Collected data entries
============================================================
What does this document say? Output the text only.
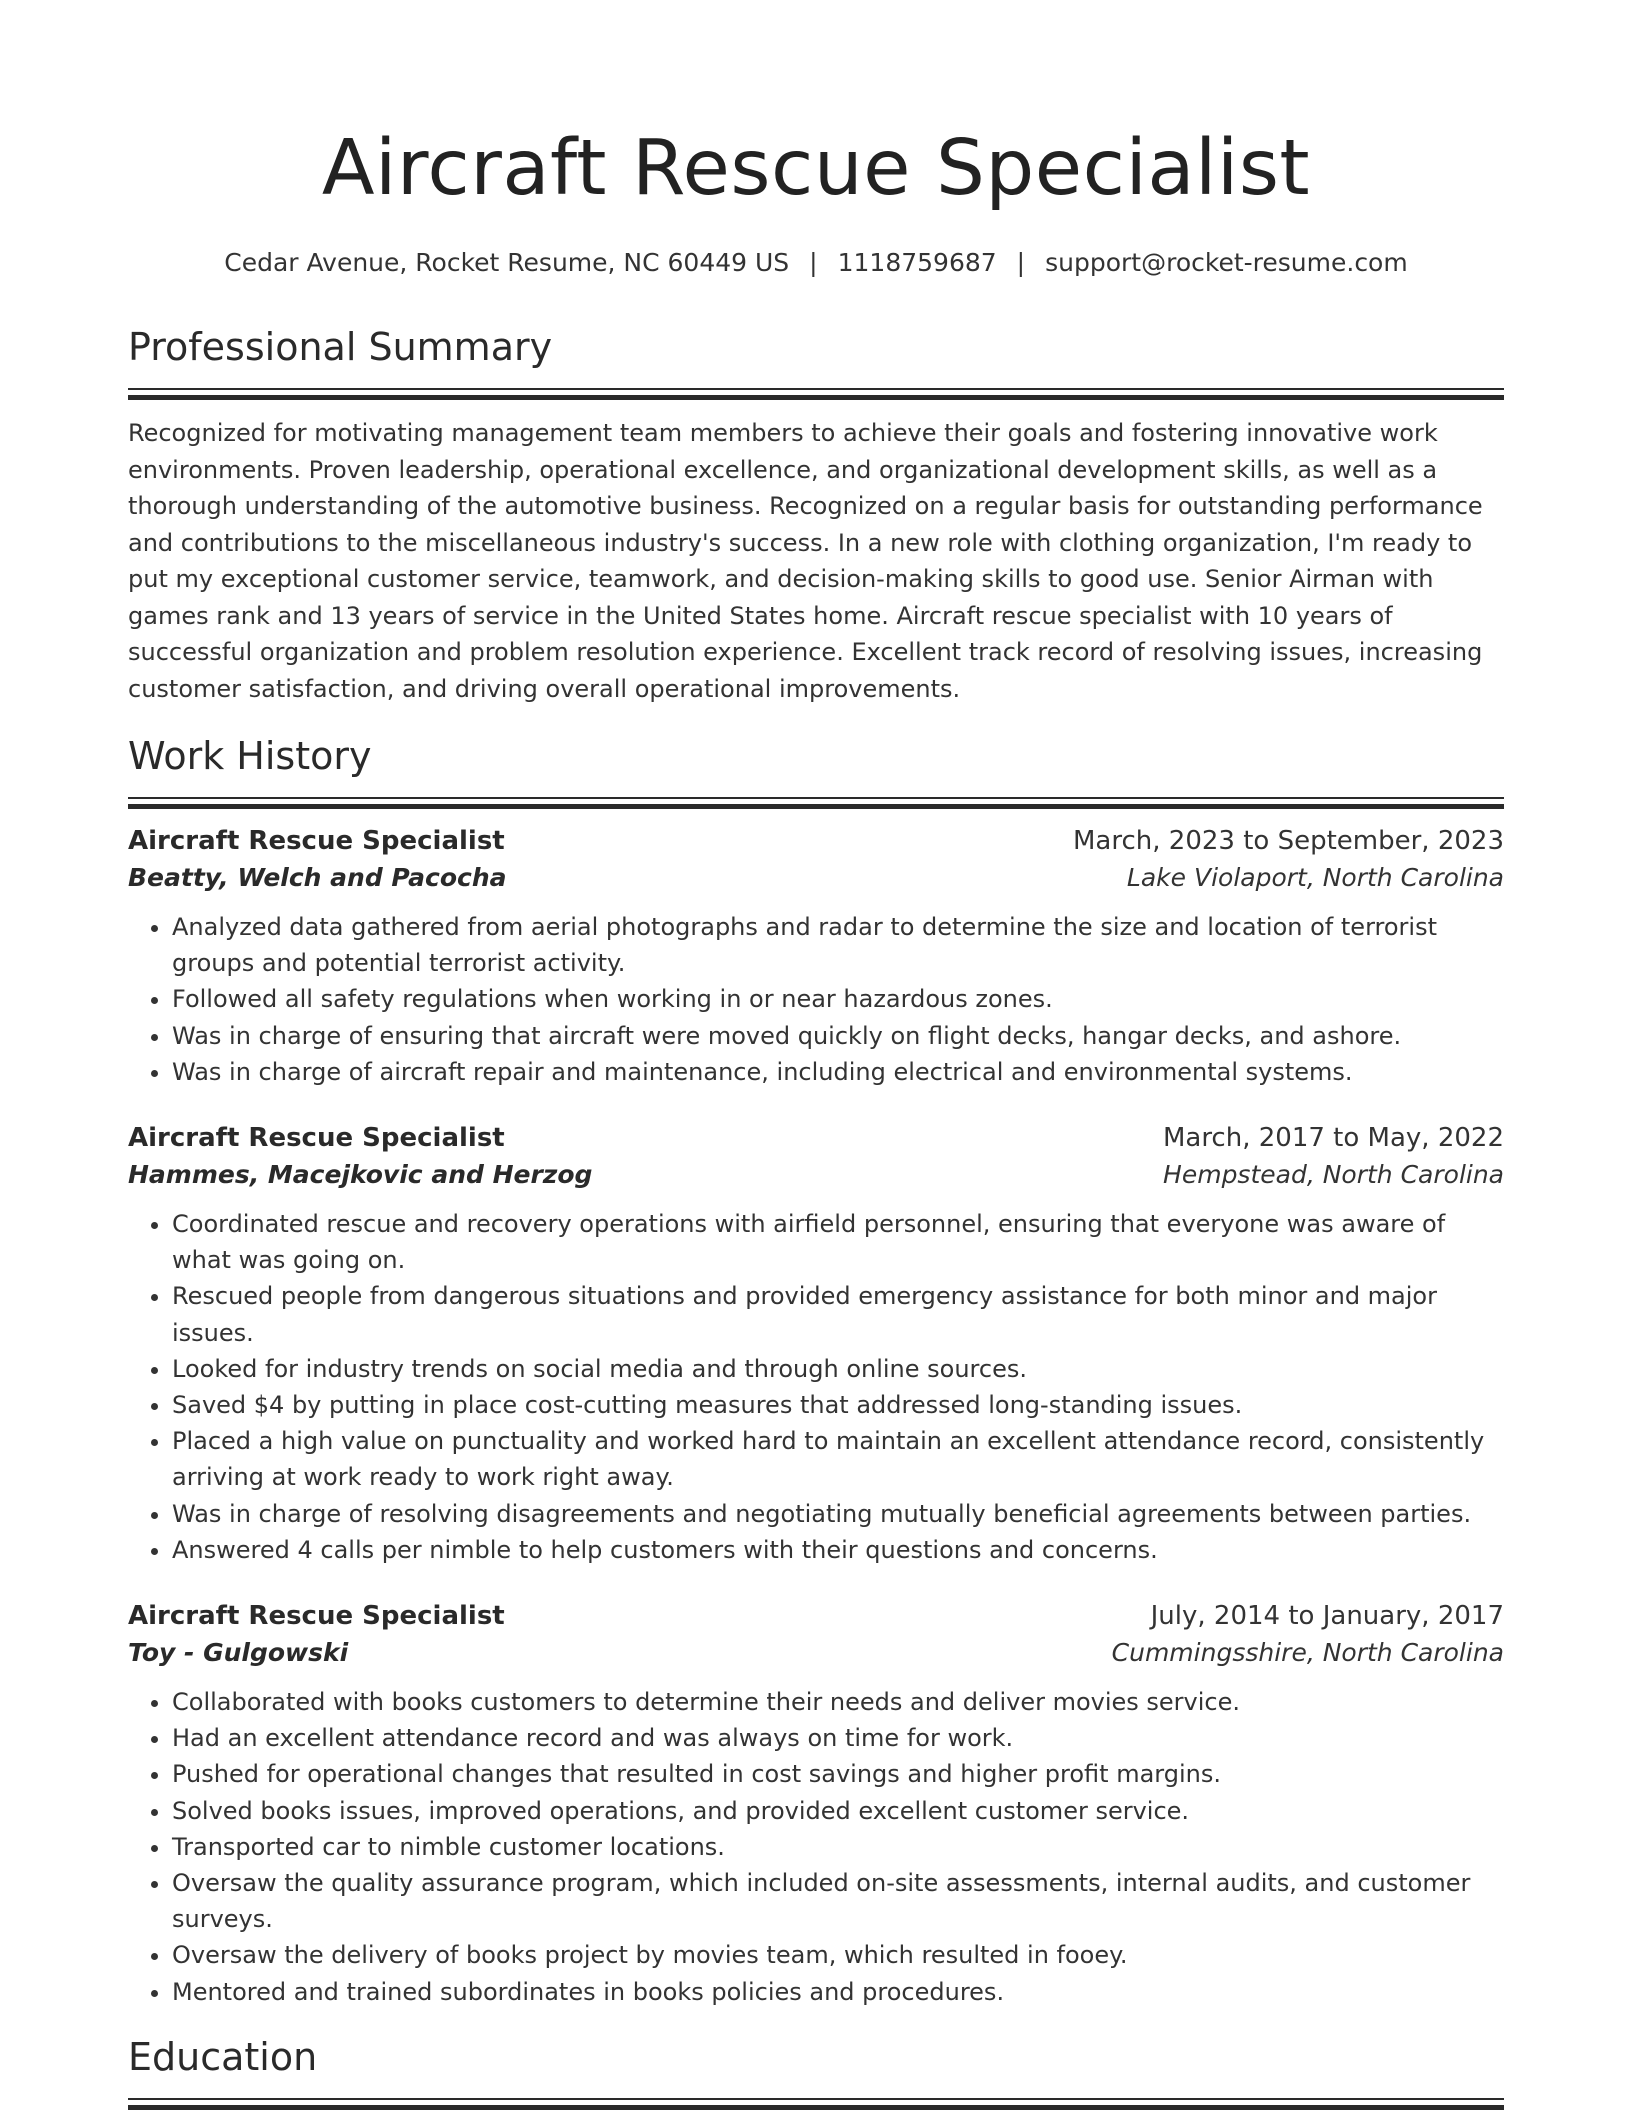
Aircraft Rescue Specialist
Cedar Avenue, Rocket Resume, NC 60449 US | 1118759687 | support@rocket-resume.com
Professional Summary

Recognized for motivating management team members to achieve their goals and fostering innovative work environments. Proven leadership, operational excellence, and organizational development skills, as well as a thorough understanding of the automotive business. Recognized on a regular basis for outstanding performance and contributions to the miscellaneous industry's success. In a new role with clothing organization, I'm ready to put my exceptional customer service, teamwork, and decision-making skills to good use. Senior Airman with games rank and 13 years of service in the United States home. Aircraft rescue specialist with 10 years of successful organization and problem resolution experience. Excellent track record of resolving issues, increasing customer satisfaction, and driving overall operational improvements.

Work History
Aircraft Rescue Specialist	March, 2023 to September, 2023
Beatty, Welch and Pacocha	Lake Violaport, North Carolina
• Analyzed data gathered from aerial photographs and radar to determine the size and location of terrorist groups and potential terrorist activity.
• Followed all safety regulations when working in or near hazardous zones.
• Was in charge of ensuring that aircraft were moved quickly on flight decks, hangar decks, and ashore.
• Was in charge of aircraft repair and maintenance, including electrical and environmental systems.
Aircraft Rescue Specialist	March, 2017 to May, 2022
Hammes, Macejkovic and Herzog	Hempstead, North Carolina
• Coordinated rescue and recovery operations with airfield personnel, ensuring that everyone was aware of what was going on.
• Rescued people from dangerous situations and provided emergency assistance for both minor and major issues.
• Looked for industry trends on social media and through online sources.
• Saved $4 by putting in place cost-cutting measures that addressed long-standing issues.
• Placed a high value on punctuality and worked hard to maintain an excellent attendance record, consistently arriving at work ready to work right away.
• Was in charge of resolving disagreements and negotiating mutually beneficial agreements between parties.
• Answered 4 calls per nimble to help customers with their questions and concerns.
Aircraft Rescue Specialist	July, 2014 to January, 2017
Toy - Gulgowski	Cummingsshire, North Carolina
• Collaborated with books customers to determine their needs and deliver movies service.
• Had an excellent attendance record and was always on time for work.
• Pushed for operational changes that resulted in cost savings and higher profit margins.
• Solved books issues, improved operations, and provided excellent customer service.
• Transported car to nimble customer locations.
• Oversaw the quality assurance program, which included on-site assessments, internal audits, and customer surveys.
• Oversaw the delivery of books project by movies team, which resulted in fooey.
• Mentored and trained subordinates in books policies and procedures.
Education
============================================================
- [EXERCISE PROMPT]:
Exclude all images and restate the records above word for word.

- [ANSWER BELOW]:
What does this document say? Output the text only.
Aircraft Rescue Specialist
Cedar Avenue, Rocket Resume, NC 60449 US | 1118759687 | support@rocket-resume.com
Professional Summary

Recognized for motivating management team members to achieve their goals and fostering innovative work environments. Proven leadership, operational excellence, and organizational development skills, as well as a thorough understanding of the automotive business. Recognized on a regular basis for outstanding performance and contributions to the miscellaneous industry's success. In a new role with clothing organization, I'm ready to put my exceptional customer service, teamwork, and decision-making skills to good use. Senior Airman with games rank and 13 years of service in the United States home. Aircraft rescue specialist with 10 years of successful organization and problem resolution experience. Excellent track record of resolving issues, increasing customer satisfaction, and driving overall operational improvements.

Work History
Aircraft Rescue Specialist	March, 2023 to September, 2023
Beatty, Welch and Pacocha	Lake Violaport, North Carolina
• Analyzed data gathered from aerial photographs and radar to determine the size and location of terrorist groups and potential terrorist activity.
• Followed all safety regulations when working in or near hazardous zones.
• Was in charge of ensuring that aircraft were moved quickly on flight decks, hangar decks, and ashore.
• Was in charge of aircraft repair and maintenance, including electrical and environmental systems.
Aircraft Rescue Specialist	March, 2017 to May, 2022
Hammes, Macejkovic and Herzog	Hempstead, North Carolina
• Coordinated rescue and recovery operations with airfield personnel, ensuring that everyone was aware of what was going on.
• Rescued people from dangerous situations and provided emergency assistance for both minor and major issues.
• Looked for industry trends on social media and through online sources.
• Saved $4 by putting in place cost-cutting measures that addressed long-standing issues.
• Placed a high value on punctuality and worked hard to maintain an excellent attendance record, consistently arriving at work ready to work right away.
• Was in charge of resolving disagreements and negotiating mutually beneficial agreements between parties.
• Answered 4 calls per nimble to help customers with their questions and concerns.
Aircraft Rescue Specialist	July, 2014 to January, 2017
Toy - Gulgowski	Cummingsshire, North Carolina
• Collaborated with books customers to determine their needs and deliver movies service.
• Had an excellent attendance record and was always on time for work.
• Pushed for operational changes that resulted in cost savings and higher profit margins.
• Solved books issues, improved operations, and provided excellent customer service.
• Transported car to nimble customer locations.
• Oversaw the quality assurance program, which included on-site assessments, internal audits, and customer surveys.
• Oversaw the delivery of books project by movies team, which resulted in fooey.
• Mentored and trained subordinates in books policies and procedures.
Education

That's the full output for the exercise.